● Your task
Skip every image and restate the data word for word.

● Task input
========================================================================

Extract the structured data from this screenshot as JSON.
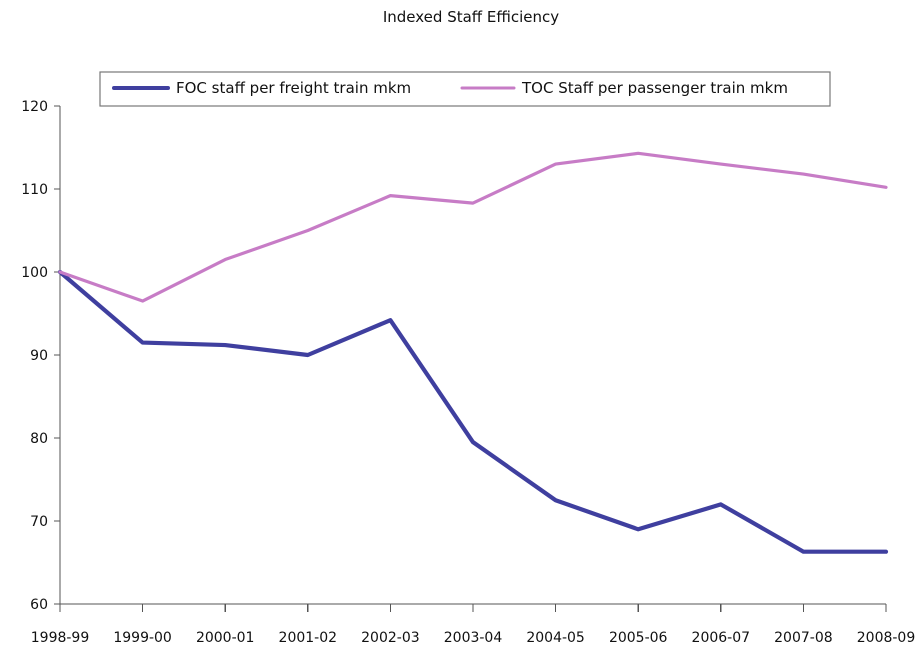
{
  "chart_data": {
    "type": "line",
    "title": "Indexed Staff Efficiency",
    "xlabel": "",
    "ylabel": "",
    "categories": [
      "1998-99",
      "1999-00",
      "2000-01",
      "2001-02",
      "2002-03",
      "2003-04",
      "2004-05",
      "2005-06",
      "2006-07",
      "2007-08",
      "2008-09"
    ],
    "ylim": [
      60,
      120
    ],
    "yticks": [
      60,
      70,
      80,
      90,
      100,
      110,
      120
    ],
    "grid": false,
    "legend_position": "top",
    "series": [
      {
        "name": "FOC staff per freight train mkm",
        "color": "#3f3f9f",
        "values": [
          100,
          91.5,
          91.2,
          90,
          94.2,
          79.5,
          72.5,
          69,
          72,
          66.3,
          66.3
        ]
      },
      {
        "name": "TOC Staff per passenger train mkm",
        "color": "#c77cc6",
        "values": [
          100,
          96.5,
          101.5,
          105,
          109.2,
          108.3,
          113,
          114.3,
          113,
          111.8,
          110.2
        ]
      }
    ]
  }
}
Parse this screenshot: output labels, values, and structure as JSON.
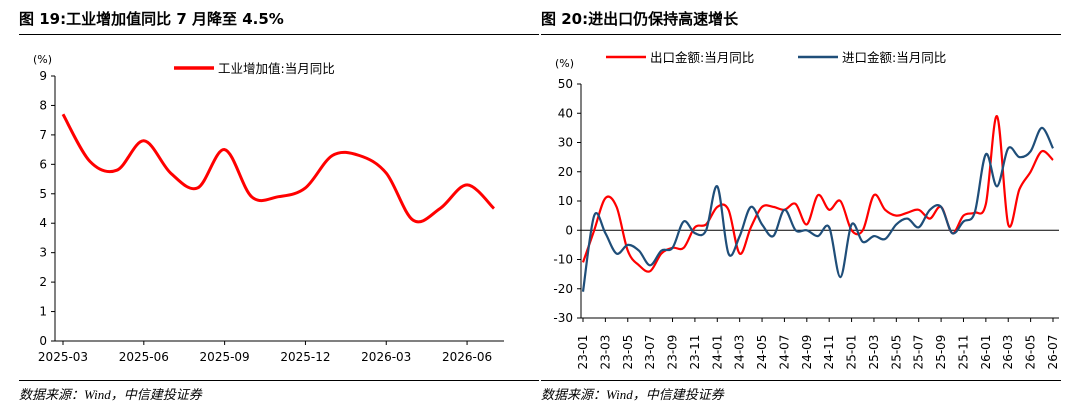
{
  "left": {
    "title": "图 19:工业增加值同比 7 月降至 4.5%",
    "source": "数据来源：Wind，中信建投证券",
    "chart_data": {
      "type": "line",
      "unit_label": "(%)",
      "ylim": [
        0,
        9
      ],
      "yticks": [
        "0",
        "1",
        "2",
        "3",
        "4",
        "5",
        "6",
        "7",
        "8",
        "9"
      ],
      "xticks": [
        "2025-03",
        "2025-06",
        "2025-09",
        "2025-12",
        "2026-03",
        "2026-06"
      ],
      "x_index_range": [
        0,
        16
      ],
      "grid": false,
      "legend": "top",
      "series": [
        {
          "name": "工业增加值:当月同比",
          "color": "#ff0000",
          "points": [
            [
              0,
              7.7
            ],
            [
              1,
              6.1
            ],
            [
              2,
              5.8
            ],
            [
              3,
              6.8
            ],
            [
              4,
              5.7
            ],
            [
              5,
              5.2
            ],
            [
              6,
              6.5
            ],
            [
              7,
              4.9
            ],
            [
              8,
              4.9
            ],
            [
              9,
              5.2
            ],
            [
              10,
              6.3
            ],
            [
              11,
              6.3
            ],
            [
              12,
              5.7
            ],
            [
              13,
              4.1
            ],
            [
              14,
              4.5
            ],
            [
              15,
              5.3
            ],
            [
              16,
              4.5
            ]
          ]
        }
      ]
    }
  },
  "right": {
    "title": "图 20:进出口仍保持高速增长",
    "source": "数据来源：Wind，中信建投证券",
    "chart_data": {
      "type": "line",
      "unit_label": "(%)",
      "ylim": [
        -30,
        50
      ],
      "yticks": [
        "-30",
        "-20",
        "-10",
        "0",
        "10",
        "20",
        "30",
        "40",
        "50"
      ],
      "categories": [
        "23-01",
        "23-02",
        "23-03",
        "23-04",
        "23-05",
        "23-06",
        "23-07",
        "23-08",
        "23-09",
        "23-10",
        "23-11",
        "23-12",
        "24-01",
        "24-02",
        "24-03",
        "24-04",
        "24-05",
        "24-06",
        "24-07",
        "24-08",
        "24-09",
        "24-10",
        "24-11",
        "24-12",
        "25-01",
        "25-02",
        "25-03",
        "25-04",
        "25-05",
        "25-06",
        "25-07",
        "25-08",
        "25-09",
        "25-10",
        "25-11",
        "25-12",
        "26-01",
        "26-02",
        "26-03",
        "26-04",
        "26-05",
        "26-06",
        "26-07"
      ],
      "xtick_labels": [
        "23-01",
        "23-03",
        "23-05",
        "23-07",
        "23-09",
        "23-11",
        "24-01",
        "24-03",
        "24-05",
        "24-07",
        "24-09",
        "24-11",
        "25-01",
        "25-03",
        "25-05",
        "25-07",
        "25-09",
        "25-11",
        "26-01",
        "26-03",
        "26-05",
        "26-07"
      ],
      "grid": false,
      "legend": "top",
      "series": [
        {
          "name": "出口金额:当月同比",
          "color": "#ff0000",
          "values": [
            -11,
            0,
            11,
            8,
            -7,
            -12,
            -14,
            -8,
            -6,
            -6,
            1,
            2,
            8,
            7,
            -8,
            1,
            8,
            8,
            7,
            9,
            2,
            12,
            7,
            10,
            0,
            0,
            12,
            7,
            5,
            6,
            7,
            4,
            8,
            -1,
            5,
            6,
            9,
            39,
            2,
            14,
            20,
            27,
            24
          ]
        },
        {
          "name": "进口金额:当月同比",
          "color": "#1f4e79",
          "values": [
            -21,
            5,
            -1,
            -8,
            -5,
            -7,
            -12,
            -7,
            -6,
            3,
            -1,
            0,
            15,
            -8,
            -2,
            8,
            2,
            -2,
            7,
            0,
            0,
            -2,
            1,
            -16,
            2,
            -4,
            -2,
            -3,
            2,
            4,
            1,
            7,
            8,
            -1,
            3,
            6,
            26,
            15,
            28,
            25,
            27,
            35,
            28
          ]
        }
      ]
    }
  }
}
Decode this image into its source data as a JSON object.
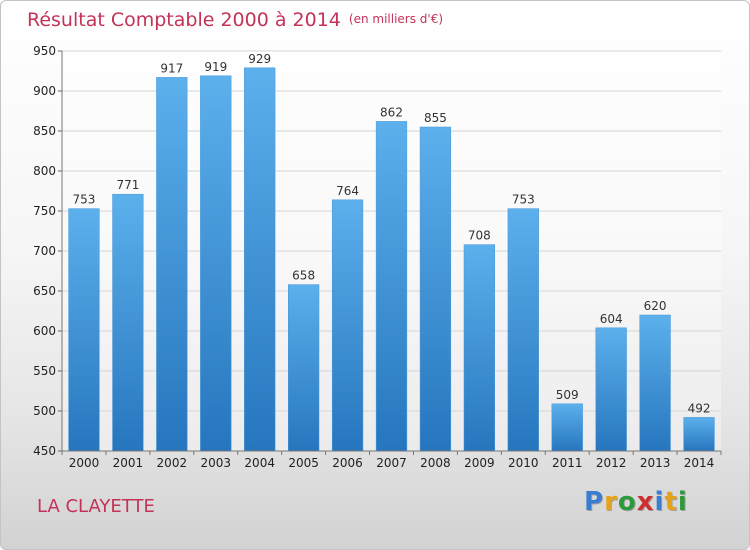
{
  "header": {
    "title": "Résultat Comptable 2000 à 2014",
    "unit": "(en milliers d'€)"
  },
  "footer": {
    "commune": "LA CLAYETTE",
    "logo": [
      "P",
      "r",
      "o",
      "x",
      "i",
      "t",
      "i"
    ],
    "logo_colors": [
      "#3a7cd0",
      "#e8a21a",
      "#2b9a3a",
      "#d02e2e",
      "#3a7cd0",
      "#e8a21a",
      "#2b9a3a"
    ]
  },
  "colors": {
    "title": "#c33357",
    "bar_light": "#5cb0ec",
    "bar_dark": "#2676be",
    "grid": "#d5d5d5"
  },
  "chart_data": {
    "type": "bar",
    "title": "Résultat Comptable 2000 à 2014",
    "subtitle": "(en milliers d'€)",
    "categories": [
      "2000",
      "2001",
      "2002",
      "2003",
      "2004",
      "2005",
      "2006",
      "2007",
      "2008",
      "2009",
      "2010",
      "2011",
      "2012",
      "2013",
      "2014"
    ],
    "values": [
      753,
      771,
      917,
      919,
      929,
      658,
      764,
      862,
      855,
      708,
      753,
      509,
      604,
      620,
      492
    ],
    "ylim": [
      450,
      950
    ],
    "yticks": [
      450,
      500,
      550,
      600,
      650,
      700,
      750,
      800,
      850,
      900,
      950
    ],
    "grid": true,
    "data_labels": true
  }
}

========================================================================

● Complete answer
Extract the structured data from this screenshot as JSON.
{
  "chart_data": {
    "type": "line",
    "title": "Indexed Staff Efficiency",
    "xlabel": "",
    "ylabel": "",
    "categories": [
      "1998-99",
      "1999-00",
      "2000-01",
      "2001-02",
      "2002-03",
      "2003-04",
      "2004-05",
      "2005-06",
      "2006-07",
      "2007-08",
      "2008-09"
    ],
    "ylim": [
      60,
      120
    ],
    "yticks": [
      60,
      70,
      80,
      90,
      100,
      110,
      120
    ],
    "grid": false,
    "legend_position": "top",
    "series": [
      {
        "name": "FOC staff per freight train mkm",
        "color": "#3f3f9f",
        "values": [
          100,
          91.5,
          91.2,
          90,
          94.2,
          79.5,
          72.5,
          69,
          72,
          66.3,
          66.3
        ]
      },
      {
        "name": "TOC Staff per passenger train mkm",
        "color": "#c77cc6",
        "values": [
          100,
          96.5,
          101.5,
          105,
          109.2,
          108.3,
          113,
          114.3,
          113,
          111.8,
          110.2
        ]
      }
    ]
  }
}
Parse this screenshot: output labels, values, and structure as JSON.
{
  "left": {
    "title": "图 19:工业增加值同比 7 月降至 4.5%",
    "source": "数据来源：Wind，中信建投证券",
    "chart_data": {
      "type": "line",
      "unit_label": "(%)",
      "ylim": [
        0,
        9
      ],
      "yticks": [
        "0",
        "1",
        "2",
        "3",
        "4",
        "5",
        "6",
        "7",
        "8",
        "9"
      ],
      "xticks": [
        "2025-03",
        "2025-06",
        "2025-09",
        "2025-12",
        "2026-03",
        "2026-06"
      ],
      "x_index_range": [
        0,
        16
      ],
      "grid": false,
      "legend": "top",
      "series": [
        {
          "name": "工业增加值:当月同比",
          "color": "#ff0000",
          "points": [
            [
              0,
              7.7
            ],
            [
              1,
              6.1
            ],
            [
              2,
              5.8
            ],
            [
              3,
              6.8
            ],
            [
              4,
              5.7
            ],
            [
              5,
              5.2
            ],
            [
              6,
              6.5
            ],
            [
              7,
              4.9
            ],
            [
              8,
              4.9
            ],
            [
              9,
              5.2
            ],
            [
              10,
              6.3
            ],
            [
              11,
              6.3
            ],
            [
              12,
              5.7
            ],
            [
              13,
              4.1
            ],
            [
              14,
              4.5
            ],
            [
              15,
              5.3
            ],
            [
              16,
              4.5
            ]
          ]
        }
      ]
    }
  },
  "right": {
    "title": "图 20:进出口仍保持高速增长",
    "source": "数据来源：Wind，中信建投证券",
    "chart_data": {
      "type": "line",
      "unit_label": "(%)",
      "ylim": [
        -30,
        50
      ],
      "yticks": [
        "-30",
        "-20",
        "-10",
        "0",
        "10",
        "20",
        "30",
        "40",
        "50"
      ],
      "categories": [
        "23-01",
        "23-02",
        "23-03",
        "23-04",
        "23-05",
        "23-06",
        "23-07",
        "23-08",
        "23-09",
        "23-10",
        "23-11",
        "23-12",
        "24-01",
        "24-02",
        "24-03",
        "24-04",
        "24-05",
        "24-06",
        "24-07",
        "24-08",
        "24-09",
        "24-10",
        "24-11",
        "24-12",
        "25-01",
        "25-02",
        "25-03",
        "25-04",
        "25-05",
        "25-06",
        "25-07",
        "25-08",
        "25-09",
        "25-10",
        "25-11",
        "25-12",
        "26-01",
        "26-02",
        "26-03",
        "26-04",
        "26-05",
        "26-06",
        "26-07"
      ],
      "xtick_labels": [
        "23-01",
        "23-03",
        "23-05",
        "23-07",
        "23-09",
        "23-11",
        "24-01",
        "24-03",
        "24-05",
        "24-07",
        "24-09",
        "24-11",
        "25-01",
        "25-03",
        "25-05",
        "25-07",
        "25-09",
        "25-11",
        "26-01",
        "26-03",
        "26-05",
        "26-07"
      ],
      "grid": false,
      "legend": "top",
      "series": [
        {
          "name": "出口金额:当月同比",
          "color": "#ff0000",
          "values": [
            -11,
            0,
            11,
            8,
            -7,
            -12,
            -14,
            -8,
            -6,
            -6,
            1,
            2,
            8,
            7,
            -8,
            1,
            8,
            8,
            7,
            9,
            2,
            12,
            7,
            10,
            0,
            0,
            12,
            7,
            5,
            6,
            7,
            4,
            8,
            -1,
            5,
            6,
            9,
            39,
            2,
            14,
            20,
            27,
            24
          ]
        },
        {
          "name": "进口金额:当月同比",
          "color": "#1f4e79",
          "values": [
            -21,
            5,
            -1,
            -8,
            -5,
            -7,
            -12,
            -7,
            -6,
            3,
            -1,
            0,
            15,
            -8,
            -2,
            8,
            2,
            -2,
            7,
            0,
            0,
            -2,
            1,
            -16,
            2,
            -4,
            -2,
            -3,
            2,
            4,
            1,
            7,
            8,
            -1,
            3,
            6,
            26,
            15,
            28,
            25,
            27,
            35,
            28
          ]
        }
      ]
    }
  }
}
Decode this image into its source data as a JSON object.
{
  "header": {
    "title": "Résultat Comptable 2000 à 2014",
    "unit": "(en milliers d'€)"
  },
  "footer": {
    "commune": "LA CLAYETTE",
    "logo": [
      "P",
      "r",
      "o",
      "x",
      "i",
      "t",
      "i"
    ],
    "logo_colors": [
      "#3a7cd0",
      "#e8a21a",
      "#2b9a3a",
      "#d02e2e",
      "#3a7cd0",
      "#e8a21a",
      "#2b9a3a"
    ]
  },
  "colors": {
    "title": "#c33357",
    "bar_light": "#5cb0ec",
    "bar_dark": "#2676be",
    "grid": "#d5d5d5"
  },
  "chart_data": {
    "type": "bar",
    "title": "Résultat Comptable 2000 à 2014",
    "subtitle": "(en milliers d'€)",
    "categories": [
      "2000",
      "2001",
      "2002",
      "2003",
      "2004",
      "2005",
      "2006",
      "2007",
      "2008",
      "2009",
      "2010",
      "2011",
      "2012",
      "2013",
      "2014"
    ],
    "values": [
      753,
      771,
      917,
      919,
      929,
      658,
      764,
      862,
      855,
      708,
      753,
      509,
      604,
      620,
      492
    ],
    "ylim": [
      450,
      950
    ],
    "yticks": [
      450,
      500,
      550,
      600,
      650,
      700,
      750,
      800,
      850,
      900,
      950
    ],
    "grid": true,
    "data_labels": true
  }
}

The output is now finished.